● STATED GOAL
Omit every picture and output the rest of the records exactly as they are.

(Lines of data)
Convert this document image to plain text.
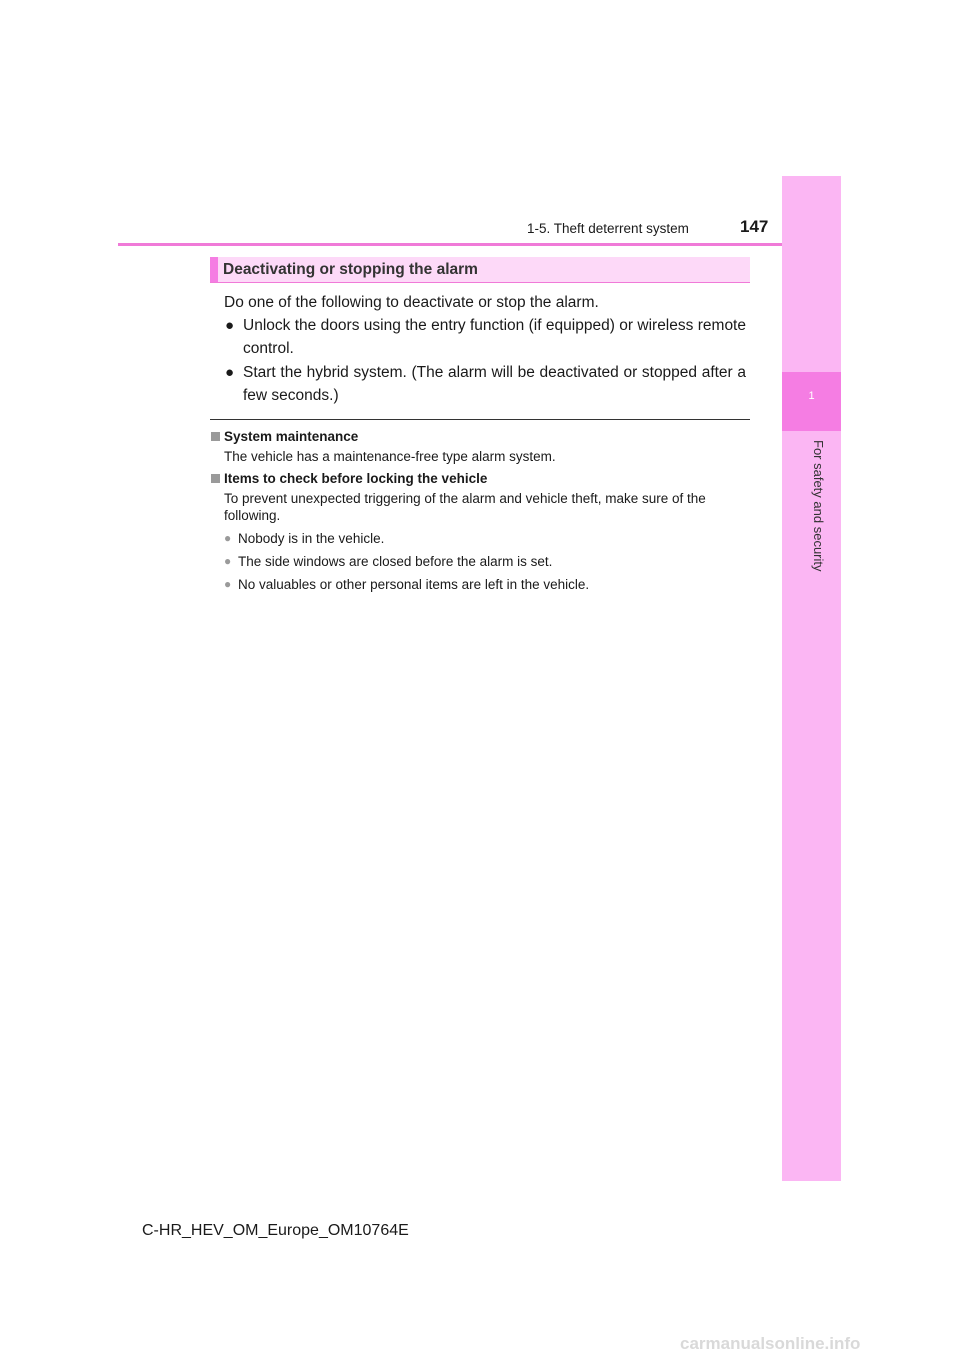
1-5. Theft deterrent system	147
1
For safety and security
Deactivating or stopping the alarm
Do one of the following to deactivate or stop the alarm.
● Unlock the doors using the entry function (if equipped) or wireless remote control.
● Start the hybrid system. (The alarm will be deactivated or stopped after a few seconds.)
System maintenance
The vehicle has a maintenance-free type alarm system.
Items to check before locking the vehicle
To prevent unexpected triggering of the alarm and vehicle theft, make sure of the following.
● Nobody is in the vehicle.
● The side windows are closed before the alarm is set.
● No valuables or other personal items are left in the vehicle.
C-HR_HEV_OM_Europe_OM10764E
carmanualsonline.info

● FINAL ANSWER
Convert this document image to plain text.
1-5. Theft deterrent system	147
1
For safety and security
Deactivating or stopping the alarm
Do one of the following to deactivate or stop the alarm.
● Unlock the doors using the entry function (if equipped) or wireless remote control.
● Start the hybrid system. (The alarm will be deactivated or stopped after a few seconds.)
System maintenance
The vehicle has a maintenance-free type alarm system.
Items to check before locking the vehicle
To prevent unexpected triggering of the alarm and vehicle theft, make sure of the following.
● Nobody is in the vehicle.
● The side windows are closed before the alarm is set.
● No valuables or other personal items are left in the vehicle.
C-HR_HEV_OM_Europe_OM10764E
carmanualsonline.info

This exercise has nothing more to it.